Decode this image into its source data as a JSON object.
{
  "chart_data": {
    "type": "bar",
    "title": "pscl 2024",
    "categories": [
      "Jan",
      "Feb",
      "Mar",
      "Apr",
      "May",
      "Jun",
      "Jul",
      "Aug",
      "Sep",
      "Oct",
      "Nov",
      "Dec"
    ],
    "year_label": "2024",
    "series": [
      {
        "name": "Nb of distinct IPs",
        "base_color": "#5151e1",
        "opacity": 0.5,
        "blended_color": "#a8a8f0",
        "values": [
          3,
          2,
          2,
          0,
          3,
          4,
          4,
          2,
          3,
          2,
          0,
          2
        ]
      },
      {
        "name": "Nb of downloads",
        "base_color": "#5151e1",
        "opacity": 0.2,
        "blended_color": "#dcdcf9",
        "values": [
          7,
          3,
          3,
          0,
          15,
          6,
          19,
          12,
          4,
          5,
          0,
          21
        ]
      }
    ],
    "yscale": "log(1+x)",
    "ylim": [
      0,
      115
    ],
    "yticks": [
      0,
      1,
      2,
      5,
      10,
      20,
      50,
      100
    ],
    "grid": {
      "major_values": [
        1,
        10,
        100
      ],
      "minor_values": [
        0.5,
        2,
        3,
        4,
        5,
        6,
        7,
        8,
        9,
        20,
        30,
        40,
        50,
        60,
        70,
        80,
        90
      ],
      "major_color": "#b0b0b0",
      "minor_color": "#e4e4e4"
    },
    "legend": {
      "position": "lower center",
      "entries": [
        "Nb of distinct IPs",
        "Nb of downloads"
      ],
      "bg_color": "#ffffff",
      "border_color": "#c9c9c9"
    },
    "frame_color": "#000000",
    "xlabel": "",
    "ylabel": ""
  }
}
※
Retype the records that precede this task, keeping them exactly the same.

ANSWER FOR THIS EXERCISE
Decode this image into its source data as a JSON object.
{
  "chart_data": {
    "type": "bar",
    "title": "pscl 2024",
    "categories": [
      "Jan",
      "Feb",
      "Mar",
      "Apr",
      "May",
      "Jun",
      "Jul",
      "Aug",
      "Sep",
      "Oct",
      "Nov",
      "Dec"
    ],
    "year_label": "2024",
    "series": [
      {
        "name": "Nb of distinct IPs",
        "base_color": "#5151e1",
        "opacity": 0.5,
        "blended_color": "#a8a8f0",
        "values": [
          3,
          2,
          2,
          0,
          3,
          4,
          4,
          2,
          3,
          2,
          0,
          2
        ]
      },
      {
        "name": "Nb of downloads",
        "base_color": "#5151e1",
        "opacity": 0.2,
        "blended_color": "#dcdcf9",
        "values": [
          7,
          3,
          3,
          0,
          15,
          6,
          19,
          12,
          4,
          5,
          0,
          21
        ]
      }
    ],
    "yscale": "log(1+x)",
    "ylim": [
      0,
      115
    ],
    "yticks": [
      0,
      1,
      2,
      5,
      10,
      20,
      50,
      100
    ],
    "grid": {
      "major_values": [
        1,
        10,
        100
      ],
      "minor_values": [
        0.5,
        2,
        3,
        4,
        5,
        6,
        7,
        8,
        9,
        20,
        30,
        40,
        50,
        60,
        70,
        80,
        90
      ],
      "major_color": "#b0b0b0",
      "minor_color": "#e4e4e4"
    },
    "legend": {
      "position": "lower center",
      "entries": [
        "Nb of distinct IPs",
        "Nb of downloads"
      ],
      "bg_color": "#ffffff",
      "border_color": "#c9c9c9"
    },
    "frame_color": "#000000",
    "xlabel": "",
    "ylabel": ""
  }
}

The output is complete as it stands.